What is being asked.
Collect from the data below each line with "网络安全为人民".

──────── Given records

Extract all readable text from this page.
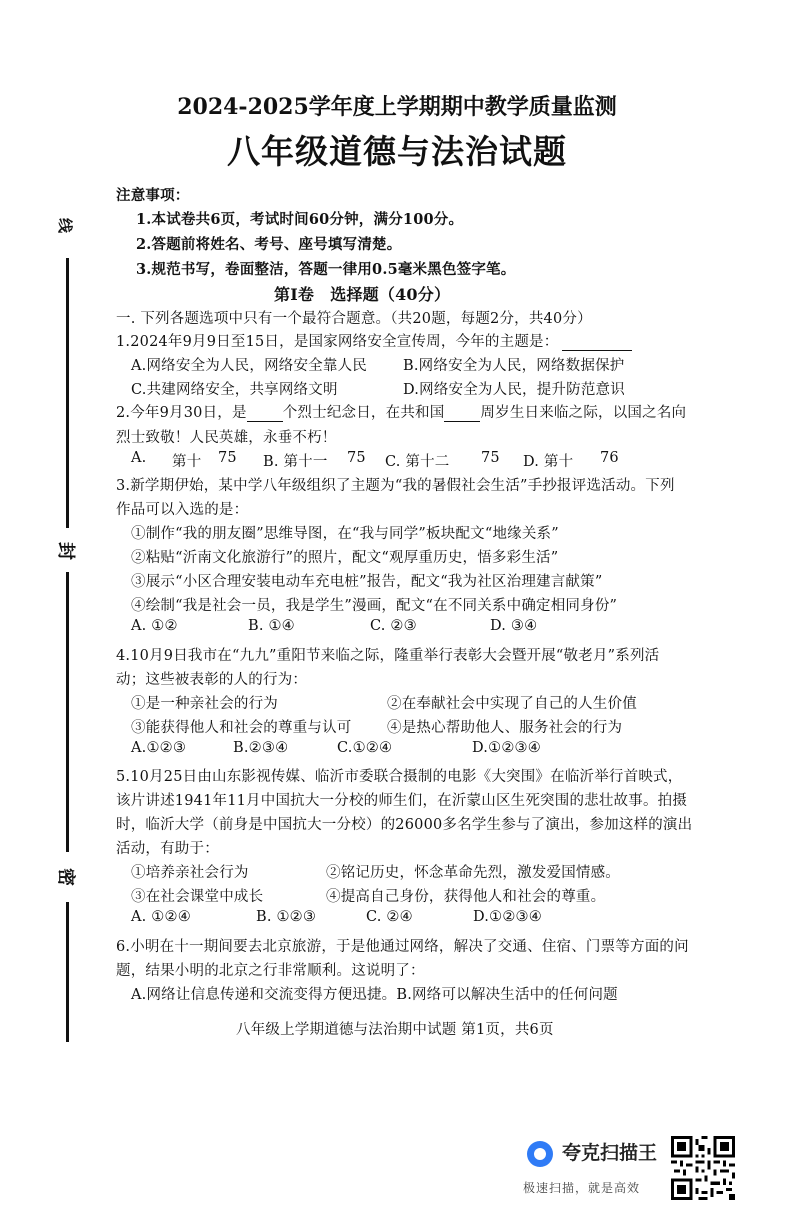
线
封
密
2024-2025学年度上学期期中教学质量监测
八年级道德与法治试题
注意事项：
1.本试卷共6页，考试时间60分钟，满分100分。
2.答题前将姓名、考号、座号填写清楚。
3.规范书写，卷面整洁，答题一律用0.5毫米黑色签字笔。
第Ⅰ卷　选择题（40分）
一. 下列各题选项中只有一个最符合题意。（共20题，每题2分，共40分）
1.2024年9月9日至15日，是国家网络安全宣传周，今年的主题是：
A.网络安全为人民，网络安全靠人民 B.网络安全为人民，网络数据保护
C.共建网络安全，共享网络文明	D.网络安全为人民，提升防范意识
2.今年9月30日，是 个烈士纪念日，在共和国 周岁生日来临之际，以国之名向
烈士致敬！人民英雄，永垂不朽！
A. 第十 75 B. 第十一 75 C. 第十二 75 D. 第十 76
3.新学期伊始，某中学八年级组织了主题为“我的暑假社会生活”手抄报评选活动。下列
作品可以入选的是：
①制作“我的朋友圈”思维导图，在“我与同学”板块配文“地缘关系”
②粘贴“沂南文化旅游行”的照片，配文“观厚重历史，悟多彩生活”
③展示“小区合理安装电动车充电桩”报告，配文“我为社区治理建言献策”
④绘制“我是社会一员，我是学生”漫画，配文“在不同关系中确定相同身份”
A. ①②	B. ①④	C. ②③	D. ③④
4.10月9日我市在“九九”重阳节来临之际，隆重举行表彰大会暨开展“敬老月”系列活
动；这些被表彰的人的行为：
①是一种亲社会的行为	②在奉献社会中实现了自己的人生价值
③能获得他人和社会的尊重与认可 ④是热心帮助他人、服务社会的行为
A.①②③	B.②③④	C.①②④	D.①②③④
5.10月25日由山东影视传媒、临沂市委联合摄制的电影《大突围》在临沂举行首映式，
该片讲述1941年11月中国抗大一分校的师生们，在沂蒙山区生死突围的悲壮故事。拍摄
时，临沂大学（前身是中国抗大一分校）的26000多名学生参与了演出，参加这样的演出
活动，有助于：
①培养亲社会行为	②铭记历史，怀念革命先烈，激发爱国情感。
③在社会课堂中成长	④提高自己身份，获得他人和社会的尊重。
A. ①②④	B. ①②③	C. ②④	D.①②③④
6.小明在十一期间要去北京旅游，于是他通过网络，解决了交通、住宿、门票等方面的问
题，结果小明的北京之行非常顺利。这说明了：
A.网络让信息传递和交流变得方便迅捷。B.网络可以解决生活中的任何问题
八年级上学期道德与法治期中试题 第1页，共6页
夸克扫描王
极速扫描，就是高效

────────────────

Response for this exercise.
A.网络安全为人民，网络安全靠人民 B.网络安全为人民，网络数据保护
C.共建网络安全，共享网络文明	D.网络安全为人民，提升防范意识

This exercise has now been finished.